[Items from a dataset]
"""
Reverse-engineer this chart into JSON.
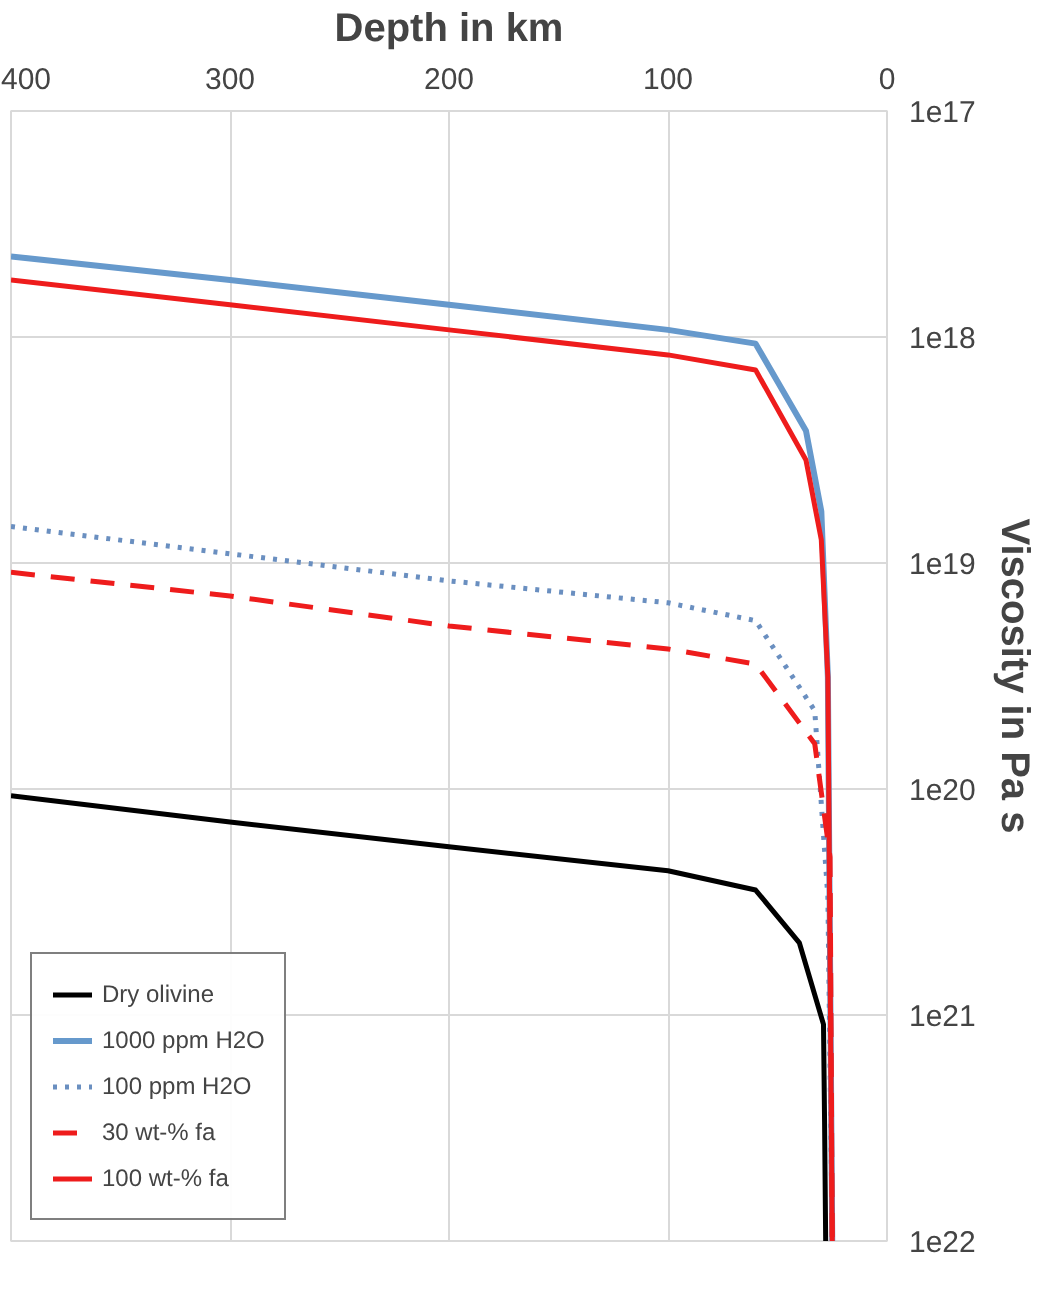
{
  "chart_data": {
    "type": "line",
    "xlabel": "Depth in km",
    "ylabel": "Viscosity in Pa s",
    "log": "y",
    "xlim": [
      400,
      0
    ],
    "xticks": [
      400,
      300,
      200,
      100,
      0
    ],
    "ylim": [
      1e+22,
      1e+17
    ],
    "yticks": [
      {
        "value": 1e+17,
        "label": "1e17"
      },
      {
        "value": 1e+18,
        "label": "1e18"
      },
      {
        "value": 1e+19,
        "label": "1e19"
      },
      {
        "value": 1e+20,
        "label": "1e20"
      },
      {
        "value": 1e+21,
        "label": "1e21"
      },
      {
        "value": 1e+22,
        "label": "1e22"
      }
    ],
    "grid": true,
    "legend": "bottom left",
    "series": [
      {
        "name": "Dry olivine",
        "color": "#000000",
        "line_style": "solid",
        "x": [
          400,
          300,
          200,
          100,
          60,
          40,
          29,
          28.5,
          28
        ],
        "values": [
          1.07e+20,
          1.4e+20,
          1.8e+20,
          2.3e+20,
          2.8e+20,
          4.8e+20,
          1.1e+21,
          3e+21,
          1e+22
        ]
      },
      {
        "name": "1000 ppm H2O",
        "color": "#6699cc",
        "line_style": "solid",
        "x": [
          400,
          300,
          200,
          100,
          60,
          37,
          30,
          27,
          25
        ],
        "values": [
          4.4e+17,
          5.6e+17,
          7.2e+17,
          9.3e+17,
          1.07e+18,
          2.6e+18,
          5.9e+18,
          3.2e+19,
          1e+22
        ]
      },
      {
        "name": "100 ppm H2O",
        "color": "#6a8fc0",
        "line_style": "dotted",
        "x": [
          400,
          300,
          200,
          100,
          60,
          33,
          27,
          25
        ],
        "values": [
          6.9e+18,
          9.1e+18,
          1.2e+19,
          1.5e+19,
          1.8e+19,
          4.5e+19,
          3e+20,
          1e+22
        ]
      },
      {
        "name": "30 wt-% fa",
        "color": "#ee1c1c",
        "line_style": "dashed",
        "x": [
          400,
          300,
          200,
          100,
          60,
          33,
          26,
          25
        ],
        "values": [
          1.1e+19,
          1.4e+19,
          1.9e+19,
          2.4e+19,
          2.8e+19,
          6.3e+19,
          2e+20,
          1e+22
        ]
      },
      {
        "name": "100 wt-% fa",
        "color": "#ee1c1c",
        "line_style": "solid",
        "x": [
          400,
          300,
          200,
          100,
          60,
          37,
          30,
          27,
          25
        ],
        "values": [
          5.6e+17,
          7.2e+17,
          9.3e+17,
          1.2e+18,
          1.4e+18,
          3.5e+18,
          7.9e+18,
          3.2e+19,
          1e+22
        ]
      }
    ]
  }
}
"""
Leave out the pictures and print each record exactly as it stands.

| COMPLETE RESPONSE |
Reverse-engineer this chart into JSON.
{
  "chart_data": {
    "type": "line",
    "xlabel": "Depth in km",
    "ylabel": "Viscosity in Pa s",
    "log": "y",
    "xlim": [
      400,
      0
    ],
    "xticks": [
      400,
      300,
      200,
      100,
      0
    ],
    "ylim": [
      1e+22,
      1e+17
    ],
    "yticks": [
      {
        "value": 1e+17,
        "label": "1e17"
      },
      {
        "value": 1e+18,
        "label": "1e18"
      },
      {
        "value": 1e+19,
        "label": "1e19"
      },
      {
        "value": 1e+20,
        "label": "1e20"
      },
      {
        "value": 1e+21,
        "label": "1e21"
      },
      {
        "value": 1e+22,
        "label": "1e22"
      }
    ],
    "grid": true,
    "legend": "bottom left",
    "series": [
      {
        "name": "Dry olivine",
        "color": "#000000",
        "line_style": "solid",
        "x": [
          400,
          300,
          200,
          100,
          60,
          40,
          29,
          28.5,
          28
        ],
        "values": [
          1.07e+20,
          1.4e+20,
          1.8e+20,
          2.3e+20,
          2.8e+20,
          4.8e+20,
          1.1e+21,
          3e+21,
          1e+22
        ]
      },
      {
        "name": "1000 ppm H2O",
        "color": "#6699cc",
        "line_style": "solid",
        "x": [
          400,
          300,
          200,
          100,
          60,
          37,
          30,
          27,
          25
        ],
        "values": [
          4.4e+17,
          5.6e+17,
          7.2e+17,
          9.3e+17,
          1.07e+18,
          2.6e+18,
          5.9e+18,
          3.2e+19,
          1e+22
        ]
      },
      {
        "name": "100 ppm H2O",
        "color": "#6a8fc0",
        "line_style": "dotted",
        "x": [
          400,
          300,
          200,
          100,
          60,
          33,
          27,
          25
        ],
        "values": [
          6.9e+18,
          9.1e+18,
          1.2e+19,
          1.5e+19,
          1.8e+19,
          4.5e+19,
          3e+20,
          1e+22
        ]
      },
      {
        "name": "30 wt-% fa",
        "color": "#ee1c1c",
        "line_style": "dashed",
        "x": [
          400,
          300,
          200,
          100,
          60,
          33,
          26,
          25
        ],
        "values": [
          1.1e+19,
          1.4e+19,
          1.9e+19,
          2.4e+19,
          2.8e+19,
          6.3e+19,
          2e+20,
          1e+22
        ]
      },
      {
        "name": "100 wt-% fa",
        "color": "#ee1c1c",
        "line_style": "solid",
        "x": [
          400,
          300,
          200,
          100,
          60,
          37,
          30,
          27,
          25
        ],
        "values": [
          5.6e+17,
          7.2e+17,
          9.3e+17,
          1.2e+18,
          1.4e+18,
          3.5e+18,
          7.9e+18,
          3.2e+19,
          1e+22
        ]
      }
    ]
  }
}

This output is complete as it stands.